Exercise instructions:
Go through the listing and copy each line with the string "Verified".
= = = = =
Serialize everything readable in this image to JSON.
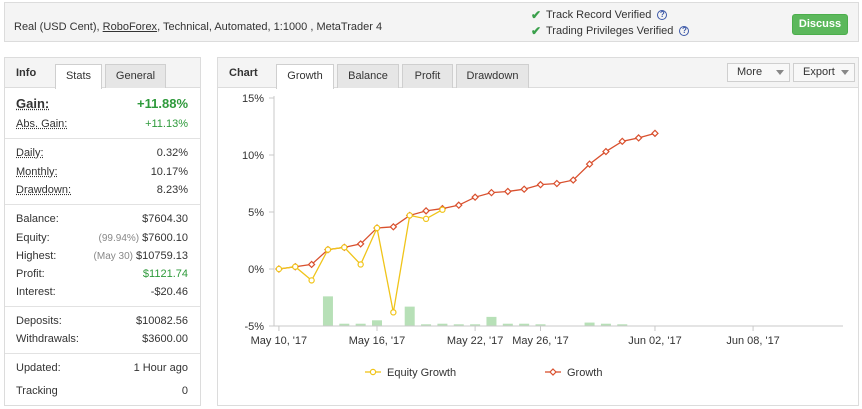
{
  "account": {
    "type": "Real (USD Cent),",
    "broker": "RoboForex",
    "details": ", Technical, Automated, 1:1000 , MetaTrader 4"
  },
  "verification": {
    "track_record": "Track Record Verified",
    "trading_privileges": "Trading Privileges Verified",
    "help_glyph": "?"
  },
  "discuss_label": "Discuss",
  "info_panel": {
    "title": "Info",
    "tabs": [
      "Stats",
      "General"
    ],
    "gain": {
      "label": "Gain:",
      "value": "+11.88%"
    },
    "abs_gain": {
      "label": "Abs. Gain:",
      "value": "+11.13%"
    },
    "daily": {
      "label": "Daily:",
      "value": "0.32%"
    },
    "monthly": {
      "label": "Monthly:",
      "value": "10.17%"
    },
    "drawdown": {
      "label": "Drawdown:",
      "value": "8.23%"
    },
    "balance": {
      "label": "Balance:",
      "value": "$7604.30"
    },
    "equity": {
      "label": "Equity:",
      "note": "(99.94%)",
      "value": "$7600.10"
    },
    "highest": {
      "label": "Highest:",
      "note": "(May 30)",
      "value": "$10759.13"
    },
    "profit": {
      "label": "Profit:",
      "value": "$1121.74"
    },
    "interest": {
      "label": "Interest:",
      "value": "-$20.46"
    },
    "deposits": {
      "label": "Deposits:",
      "value": "$10082.56"
    },
    "withdrawals": {
      "label": "Withdrawals:",
      "value": "$3600.00"
    },
    "updated": {
      "label": "Updated:",
      "value": "1 Hour ago"
    },
    "tracking": {
      "label": "Tracking",
      "value": "0"
    }
  },
  "chart_panel": {
    "title": "Chart",
    "tabs": [
      "Growth",
      "Balance",
      "Profit",
      "Drawdown"
    ],
    "more_label": "More",
    "export_label": "Export"
  },
  "chart_data": {
    "type": "line",
    "ylim": [
      -5,
      15
    ],
    "yticks": [
      "15%",
      "10%",
      "5%",
      "0%",
      "-5%"
    ],
    "ytick_values": [
      15,
      10,
      5,
      0,
      -5
    ],
    "x_ticks": [
      {
        "label": "May 10, '17",
        "day": 0
      },
      {
        "label": "May 16, '17",
        "day": 6
      },
      {
        "label": "May 22, '17",
        "day": 12
      },
      {
        "label": "May 26, '17",
        "day": 16
      },
      {
        "label": "Jun 02, '17",
        "day": 23
      },
      {
        "label": "Jun 08, '17",
        "day": 29
      }
    ],
    "x_range_days": [
      -0.3,
      34.5
    ],
    "colors": {
      "equity": "#f0c419",
      "growth": "#d9502e",
      "bars": "#b7e0b7"
    },
    "series": [
      {
        "name": "Equity Growth",
        "points": [
          [
            0,
            0.0
          ],
          [
            1,
            0.2
          ],
          [
            2,
            -1.0
          ],
          [
            3,
            1.7
          ],
          [
            4,
            1.9
          ],
          [
            5,
            0.4
          ],
          [
            6,
            3.6
          ],
          [
            7,
            -3.8
          ],
          [
            8,
            4.7
          ],
          [
            9,
            4.4
          ],
          [
            10,
            5.2
          ]
        ]
      },
      {
        "name": "Growth",
        "points": [
          [
            0,
            0.0
          ],
          [
            1,
            0.2
          ],
          [
            2,
            0.4
          ],
          [
            3,
            1.7
          ],
          [
            4,
            1.9
          ],
          [
            5,
            2.2
          ],
          [
            6,
            3.6
          ],
          [
            7,
            3.7
          ],
          [
            8,
            4.7
          ],
          [
            9,
            5.1
          ],
          [
            10,
            5.3
          ],
          [
            11,
            5.6
          ],
          [
            12,
            6.3
          ],
          [
            13,
            6.7
          ],
          [
            14,
            6.8
          ],
          [
            15,
            7.0
          ],
          [
            16,
            7.4
          ],
          [
            17,
            7.5
          ],
          [
            18,
            7.8
          ],
          [
            19,
            9.2
          ],
          [
            20,
            10.3
          ],
          [
            21,
            11.2
          ],
          [
            22,
            11.5
          ],
          [
            23,
            11.9
          ]
        ]
      }
    ],
    "legend": [
      "Equity Growth",
      "Growth"
    ],
    "bars": [
      [
        3,
        -2.4
      ],
      [
        4,
        -4.8
      ],
      [
        5,
        -4.8
      ],
      [
        6,
        -4.5
      ],
      [
        8,
        -3.3
      ],
      [
        9,
        -4.85
      ],
      [
        10,
        -4.8
      ],
      [
        11,
        -4.85
      ],
      [
        12,
        -4.85
      ],
      [
        13,
        -4.2
      ],
      [
        14,
        -4.8
      ],
      [
        15,
        -4.8
      ],
      [
        16,
        -4.85
      ],
      [
        19,
        -4.7
      ],
      [
        20,
        -4.8
      ],
      [
        21,
        -4.85
      ]
    ]
  }
}
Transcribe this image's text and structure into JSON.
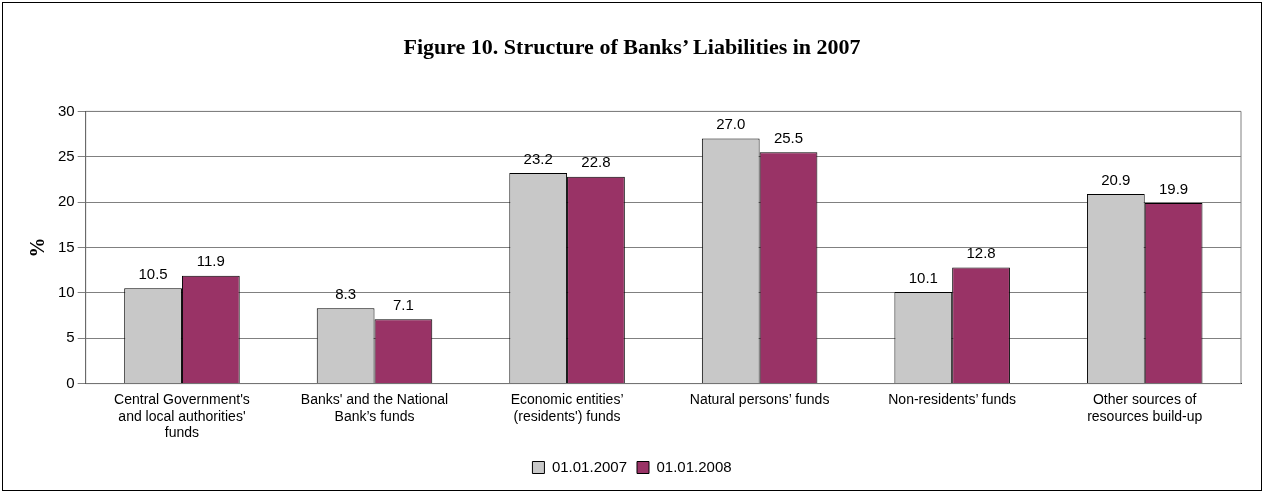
{
  "chart_data": {
    "type": "bar",
    "title": "Figure 10. Structure of Banks’ Liabilities in 2007",
    "ylabel": "%",
    "categories": [
      "Central Government's and local authorities' funds",
      "Banks' and the National Bank’s funds",
      "Economic entities’ (residents') funds",
      "Natural persons’ funds",
      "Non-residents’ funds",
      "Other sources of resources build-up"
    ],
    "series": [
      {
        "name": "01.01.2007",
        "color": "#c8c8c8",
        "values": [
          10.5,
          8.3,
          23.2,
          27,
          10.1,
          20.9
        ],
        "value_labels": [
          "10.5",
          "8.3",
          "23.2",
          "27.0",
          "10.1",
          "20.9"
        ]
      },
      {
        "name": "01.01.2008",
        "color": "#993366",
        "values": [
          11.9,
          7.1,
          22.8,
          25.5,
          12.8,
          19.9
        ],
        "value_labels": [
          "11.9",
          "7.1",
          "22.8",
          "25.5",
          "12.8",
          "19.9"
        ]
      }
    ],
    "ylim": [
      0,
      30
    ],
    "yticks": [
      0,
      5,
      10,
      15,
      20,
      25,
      30
    ],
    "grid": "y",
    "legend": "bottom"
  }
}
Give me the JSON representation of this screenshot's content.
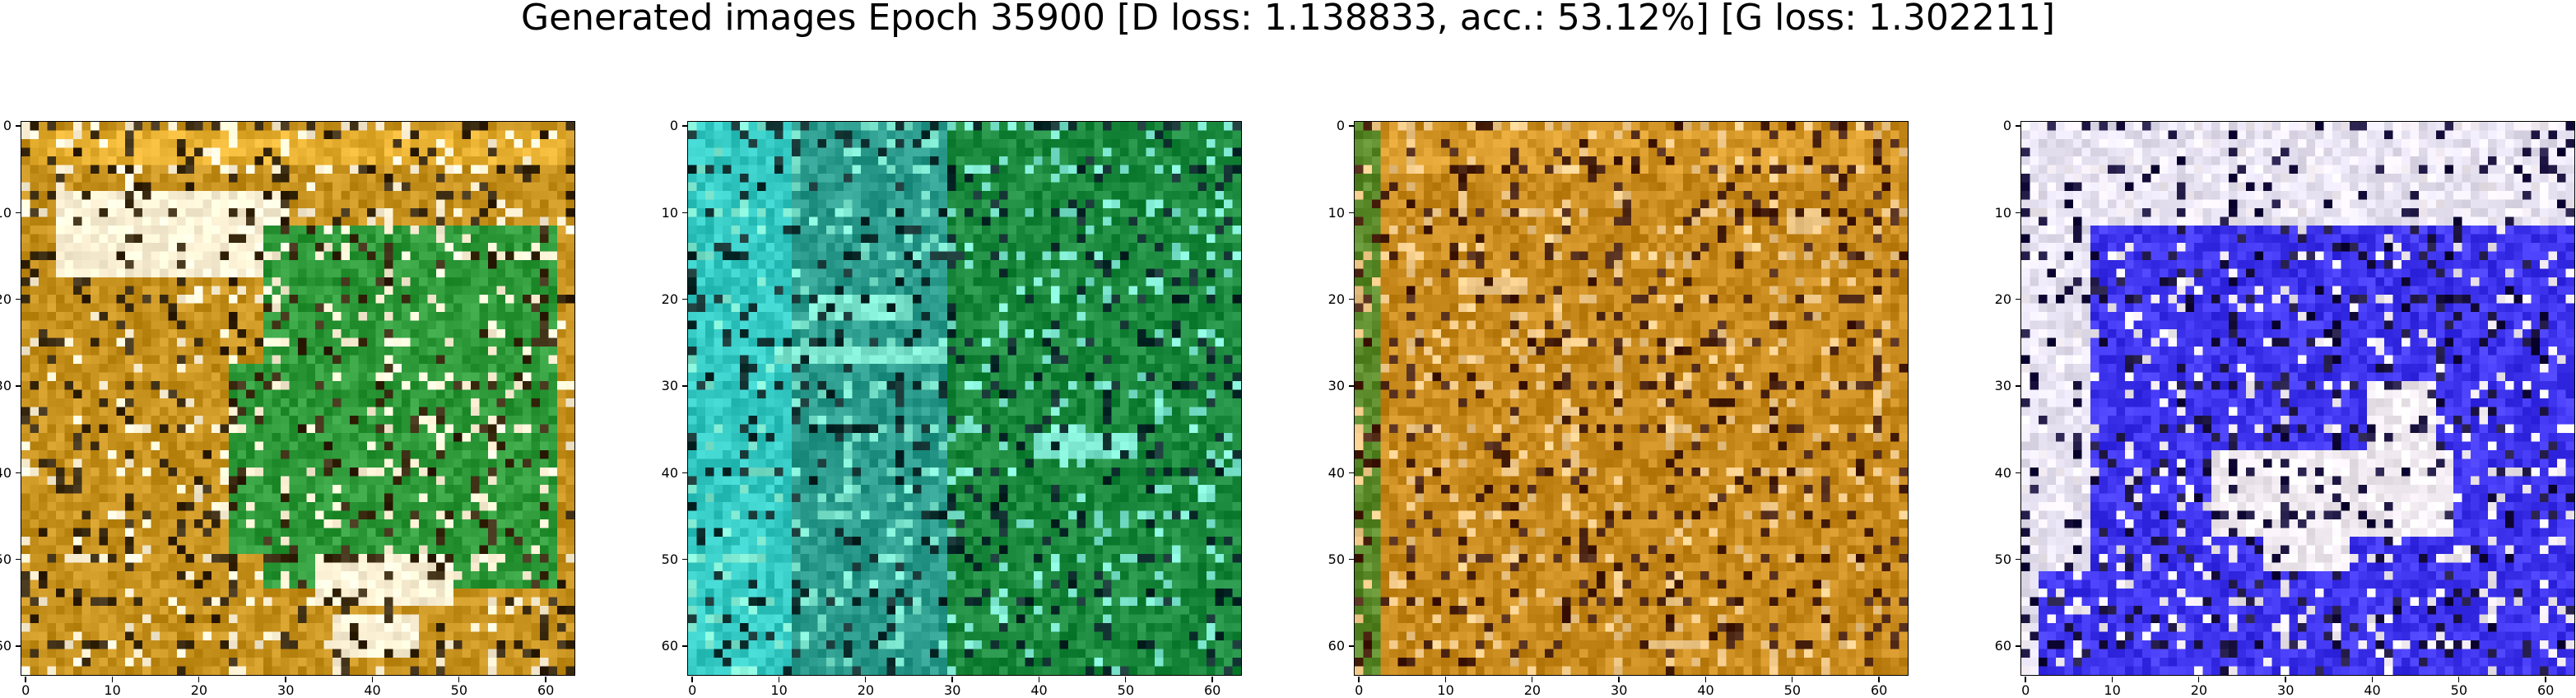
= = = = =
Worked solution:
    "track_record": "Track Record Verified",
    "trading_privileges": "Trading Privileges Verified",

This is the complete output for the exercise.